Objective: Reproduce the full listing that appears beneath this instruction exactly.

Provided information:
____________
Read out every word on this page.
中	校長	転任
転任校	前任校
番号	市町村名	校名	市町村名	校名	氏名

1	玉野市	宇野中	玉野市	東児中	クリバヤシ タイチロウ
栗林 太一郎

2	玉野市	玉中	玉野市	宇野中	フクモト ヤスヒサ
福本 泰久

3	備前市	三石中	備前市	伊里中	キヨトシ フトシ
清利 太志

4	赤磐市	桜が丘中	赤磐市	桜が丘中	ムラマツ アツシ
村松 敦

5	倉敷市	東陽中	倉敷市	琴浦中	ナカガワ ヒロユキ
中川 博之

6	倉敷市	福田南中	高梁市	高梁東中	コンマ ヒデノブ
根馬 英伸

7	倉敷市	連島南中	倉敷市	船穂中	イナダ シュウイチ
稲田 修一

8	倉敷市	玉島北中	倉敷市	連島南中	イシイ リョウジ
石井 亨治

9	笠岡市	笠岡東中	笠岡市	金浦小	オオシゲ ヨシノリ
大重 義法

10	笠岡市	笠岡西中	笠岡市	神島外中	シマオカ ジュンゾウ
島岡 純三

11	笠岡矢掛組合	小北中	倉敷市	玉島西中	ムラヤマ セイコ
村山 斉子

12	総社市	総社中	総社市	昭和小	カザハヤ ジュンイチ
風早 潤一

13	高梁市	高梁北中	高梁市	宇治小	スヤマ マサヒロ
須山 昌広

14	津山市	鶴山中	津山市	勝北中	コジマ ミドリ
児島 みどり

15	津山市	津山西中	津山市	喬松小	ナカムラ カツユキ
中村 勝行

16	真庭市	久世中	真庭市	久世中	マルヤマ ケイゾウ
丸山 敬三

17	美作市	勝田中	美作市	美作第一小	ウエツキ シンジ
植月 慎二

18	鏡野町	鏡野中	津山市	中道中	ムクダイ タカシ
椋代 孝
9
____________
Correct result:
Read out every word on this page.
中	校長	転任
転任校	前任校
番号	市町村名	校名	市町村名	校名	氏名

1	玉野市	宇野中	玉野市	東児中	クリバヤシ タイチロウ
栗林 太一郎

2	玉野市	玉中	玉野市	宇野中	フクモト ヤスヒサ
福本 泰久

3	備前市	三石中	備前市	伊里中	キヨトシ フトシ
清利 太志

4	赤磐市	桜が丘中	赤磐市	桜が丘中	ムラマツ アツシ
村松 敦

5	倉敷市	東陽中	倉敷市	琴浦中	ナカガワ ヒロユキ
中川 博之

6	倉敷市	福田南中	高梁市	高梁東中	コンマ ヒデノブ
根馬 英伸

7	倉敷市	連島南中	倉敷市	船穂中	イナダ シュウイチ
稲田 修一

8	倉敷市	玉島北中	倉敷市	連島南中	イシイ リョウジ
石井 亨治

9	笠岡市	笠岡東中	笠岡市	金浦小	オオシゲ ヨシノリ
大重 義法

10	笠岡市	笠岡西中	笠岡市	神島外中	シマオカ ジュンゾウ
島岡 純三

11	笠岡矢掛組合	小北中	倉敷市	玉島西中	ムラヤマ セイコ
村山 斉子

12	総社市	総社中	総社市	昭和小	カザハヤ ジュンイチ
風早 潤一

13	高梁市	高梁北中	高梁市	宇治小	スヤマ マサヒロ
須山 昌広

14	津山市	鶴山中	津山市	勝北中	コジマ ミドリ
児島 みどり

15	津山市	津山西中	津山市	喬松小	ナカムラ カツユキ
中村 勝行

16	真庭市	久世中	真庭市	久世中	マルヤマ ケイゾウ
丸山 敬三

17	美作市	勝田中	美作市	美作第一小	ウエツキ シンジ
植月 慎二

18	鏡野町	鏡野中	津山市	中道中	ムクダイ タカシ
椋代 孝
9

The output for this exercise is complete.